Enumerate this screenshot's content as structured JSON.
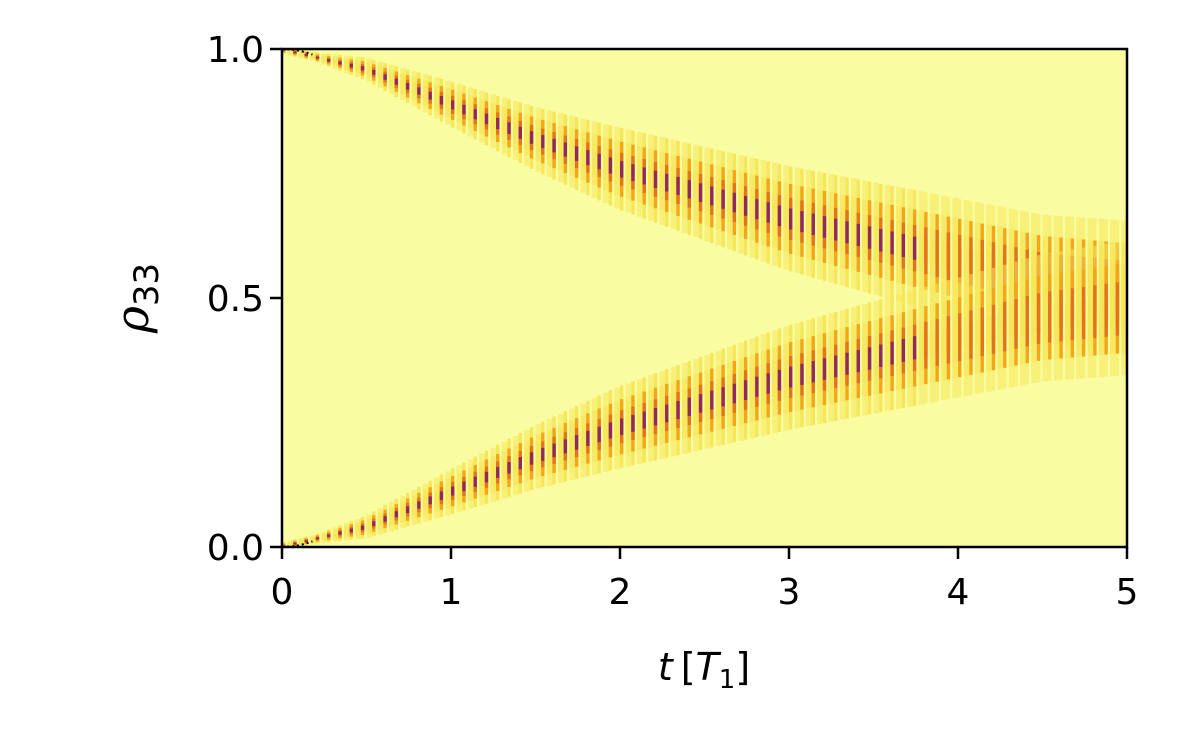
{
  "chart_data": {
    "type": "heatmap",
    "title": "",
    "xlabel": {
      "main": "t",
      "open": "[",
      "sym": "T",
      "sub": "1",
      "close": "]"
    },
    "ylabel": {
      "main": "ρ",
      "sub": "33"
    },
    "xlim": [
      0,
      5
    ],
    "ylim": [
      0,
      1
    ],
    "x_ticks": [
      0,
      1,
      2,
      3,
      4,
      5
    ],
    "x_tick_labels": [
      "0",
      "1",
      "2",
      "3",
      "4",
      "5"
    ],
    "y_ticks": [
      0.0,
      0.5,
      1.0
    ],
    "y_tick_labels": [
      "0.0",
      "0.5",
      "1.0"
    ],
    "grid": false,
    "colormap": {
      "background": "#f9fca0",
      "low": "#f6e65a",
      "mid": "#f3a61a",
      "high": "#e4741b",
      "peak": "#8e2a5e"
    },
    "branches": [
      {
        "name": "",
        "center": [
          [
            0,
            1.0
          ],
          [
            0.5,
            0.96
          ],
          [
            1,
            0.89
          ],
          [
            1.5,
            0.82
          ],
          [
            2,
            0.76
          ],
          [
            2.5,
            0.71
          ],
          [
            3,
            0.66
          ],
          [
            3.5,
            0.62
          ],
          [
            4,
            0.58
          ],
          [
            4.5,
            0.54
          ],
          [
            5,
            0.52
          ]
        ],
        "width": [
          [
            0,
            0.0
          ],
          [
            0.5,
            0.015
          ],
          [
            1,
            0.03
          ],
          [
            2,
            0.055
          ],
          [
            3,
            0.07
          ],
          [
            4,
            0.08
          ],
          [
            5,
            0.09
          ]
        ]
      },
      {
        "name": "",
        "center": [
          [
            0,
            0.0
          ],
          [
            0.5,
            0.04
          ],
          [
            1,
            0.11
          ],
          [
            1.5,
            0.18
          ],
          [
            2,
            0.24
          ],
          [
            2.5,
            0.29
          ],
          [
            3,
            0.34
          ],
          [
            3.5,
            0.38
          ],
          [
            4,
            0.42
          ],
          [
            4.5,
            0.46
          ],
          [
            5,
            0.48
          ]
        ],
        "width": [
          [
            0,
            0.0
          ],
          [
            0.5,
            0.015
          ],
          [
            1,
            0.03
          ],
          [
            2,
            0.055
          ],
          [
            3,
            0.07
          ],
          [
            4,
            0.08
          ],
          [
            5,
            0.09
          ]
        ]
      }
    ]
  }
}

### Your objective
Repeat the data in full and exactly. Omit pictures.

### Answer to this exercise
Enumerate this screenshot's content as structured JSON.
{
  "chart_data": {
    "type": "heatmap",
    "title": "",
    "xlabel": {
      "main": "t",
      "open": "[",
      "sym": "T",
      "sub": "1",
      "close": "]"
    },
    "ylabel": {
      "main": "ρ",
      "sub": "33"
    },
    "xlim": [
      0,
      5
    ],
    "ylim": [
      0,
      1
    ],
    "x_ticks": [
      0,
      1,
      2,
      3,
      4,
      5
    ],
    "x_tick_labels": [
      "0",
      "1",
      "2",
      "3",
      "4",
      "5"
    ],
    "y_ticks": [
      0.0,
      0.5,
      1.0
    ],
    "y_tick_labels": [
      "0.0",
      "0.5",
      "1.0"
    ],
    "grid": false,
    "colormap": {
      "background": "#f9fca0",
      "low": "#f6e65a",
      "mid": "#f3a61a",
      "high": "#e4741b",
      "peak": "#8e2a5e"
    },
    "branches": [
      {
        "name": "",
        "center": [
          [
            0,
            1.0
          ],
          [
            0.5,
            0.96
          ],
          [
            1,
            0.89
          ],
          [
            1.5,
            0.82
          ],
          [
            2,
            0.76
          ],
          [
            2.5,
            0.71
          ],
          [
            3,
            0.66
          ],
          [
            3.5,
            0.62
          ],
          [
            4,
            0.58
          ],
          [
            4.5,
            0.54
          ],
          [
            5,
            0.52
          ]
        ],
        "width": [
          [
            0,
            0.0
          ],
          [
            0.5,
            0.015
          ],
          [
            1,
            0.03
          ],
          [
            2,
            0.055
          ],
          [
            3,
            0.07
          ],
          [
            4,
            0.08
          ],
          [
            5,
            0.09
          ]
        ]
      },
      {
        "name": "",
        "center": [
          [
            0,
            0.0
          ],
          [
            0.5,
            0.04
          ],
          [
            1,
            0.11
          ],
          [
            1.5,
            0.18
          ],
          [
            2,
            0.24
          ],
          [
            2.5,
            0.29
          ],
          [
            3,
            0.34
          ],
          [
            3.5,
            0.38
          ],
          [
            4,
            0.42
          ],
          [
            4.5,
            0.46
          ],
          [
            5,
            0.48
          ]
        ],
        "width": [
          [
            0,
            0.0
          ],
          [
            0.5,
            0.015
          ],
          [
            1,
            0.03
          ],
          [
            2,
            0.055
          ],
          [
            3,
            0.07
          ],
          [
            4,
            0.08
          ],
          [
            5,
            0.09
          ]
        ]
      }
    ]
  }
}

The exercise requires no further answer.